EXERCISE INSTRUCTIONS: Go through the records underneath and write each one out again exactly.

DATASET ENTRIES:

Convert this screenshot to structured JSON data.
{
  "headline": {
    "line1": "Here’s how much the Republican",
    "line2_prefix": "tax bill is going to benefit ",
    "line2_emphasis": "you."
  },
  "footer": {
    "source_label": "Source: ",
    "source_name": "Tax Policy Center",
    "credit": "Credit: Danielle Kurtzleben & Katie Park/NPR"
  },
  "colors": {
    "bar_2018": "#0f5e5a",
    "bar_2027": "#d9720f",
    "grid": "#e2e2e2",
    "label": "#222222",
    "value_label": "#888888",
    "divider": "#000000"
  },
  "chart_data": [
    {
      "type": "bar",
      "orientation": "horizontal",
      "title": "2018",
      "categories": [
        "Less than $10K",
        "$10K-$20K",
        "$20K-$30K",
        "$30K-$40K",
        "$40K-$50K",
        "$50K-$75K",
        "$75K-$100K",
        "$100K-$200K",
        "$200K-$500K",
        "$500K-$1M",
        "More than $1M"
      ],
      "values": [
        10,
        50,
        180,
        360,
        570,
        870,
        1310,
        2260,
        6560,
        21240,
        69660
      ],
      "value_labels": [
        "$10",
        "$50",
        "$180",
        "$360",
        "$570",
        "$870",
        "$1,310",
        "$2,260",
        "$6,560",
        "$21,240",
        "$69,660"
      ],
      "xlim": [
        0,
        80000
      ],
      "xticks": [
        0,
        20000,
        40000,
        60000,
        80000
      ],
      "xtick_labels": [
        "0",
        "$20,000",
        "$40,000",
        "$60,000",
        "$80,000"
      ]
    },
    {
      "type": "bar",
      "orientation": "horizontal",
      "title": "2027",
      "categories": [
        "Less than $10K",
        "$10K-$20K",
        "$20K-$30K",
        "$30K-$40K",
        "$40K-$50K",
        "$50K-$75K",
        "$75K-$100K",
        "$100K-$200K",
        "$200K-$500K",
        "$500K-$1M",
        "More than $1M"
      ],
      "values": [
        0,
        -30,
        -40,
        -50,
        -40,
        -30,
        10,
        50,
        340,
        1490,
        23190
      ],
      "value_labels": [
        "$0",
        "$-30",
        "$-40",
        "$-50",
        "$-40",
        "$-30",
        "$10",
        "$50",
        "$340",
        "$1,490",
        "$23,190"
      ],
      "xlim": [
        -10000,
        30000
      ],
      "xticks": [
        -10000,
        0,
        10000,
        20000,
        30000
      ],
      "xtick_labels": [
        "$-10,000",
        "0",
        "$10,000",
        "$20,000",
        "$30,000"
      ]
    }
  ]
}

RESPONSE BELOW:
Convert this screenshot to structured JSON data.
{
  "headline": {
    "line1": "Here’s how much the Republican",
    "line2_prefix": "tax bill is going to benefit ",
    "line2_emphasis": "you."
  },
  "footer": {
    "source_label": "Source: ",
    "source_name": "Tax Policy Center",
    "credit": "Credit: Danielle Kurtzleben & Katie Park/NPR"
  },
  "colors": {
    "bar_2018": "#0f5e5a",
    "bar_2027": "#d9720f",
    "grid": "#e2e2e2",
    "label": "#222222",
    "value_label": "#888888",
    "divider": "#000000"
  },
  "chart_data": [
    {
      "type": "bar",
      "orientation": "horizontal",
      "title": "2018",
      "categories": [
        "Less than $10K",
        "$10K-$20K",
        "$20K-$30K",
        "$30K-$40K",
        "$40K-$50K",
        "$50K-$75K",
        "$75K-$100K",
        "$100K-$200K",
        "$200K-$500K",
        "$500K-$1M",
        "More than $1M"
      ],
      "values": [
        10,
        50,
        180,
        360,
        570,
        870,
        1310,
        2260,
        6560,
        21240,
        69660
      ],
      "value_labels": [
        "$10",
        "$50",
        "$180",
        "$360",
        "$570",
        "$870",
        "$1,310",
        "$2,260",
        "$6,560",
        "$21,240",
        "$69,660"
      ],
      "xlim": [
        0,
        80000
      ],
      "xticks": [
        0,
        20000,
        40000,
        60000,
        80000
      ],
      "xtick_labels": [
        "0",
        "$20,000",
        "$40,000",
        "$60,000",
        "$80,000"
      ]
    },
    {
      "type": "bar",
      "orientation": "horizontal",
      "title": "2027",
      "categories": [
        "Less than $10K",
        "$10K-$20K",
        "$20K-$30K",
        "$30K-$40K",
        "$40K-$50K",
        "$50K-$75K",
        "$75K-$100K",
        "$100K-$200K",
        "$200K-$500K",
        "$500K-$1M",
        "More than $1M"
      ],
      "values": [
        0,
        -30,
        -40,
        -50,
        -40,
        -30,
        10,
        50,
        340,
        1490,
        23190
      ],
      "value_labels": [
        "$0",
        "$-30",
        "$-40",
        "$-50",
        "$-40",
        "$-30",
        "$10",
        "$50",
        "$340",
        "$1,490",
        "$23,190"
      ],
      "xlim": [
        -10000,
        30000
      ],
      "xticks": [
        -10000,
        0,
        10000,
        20000,
        30000
      ],
      "xtick_labels": [
        "$-10,000",
        "0",
        "$10,000",
        "$20,000",
        "$30,000"
      ]
    }
  ]
}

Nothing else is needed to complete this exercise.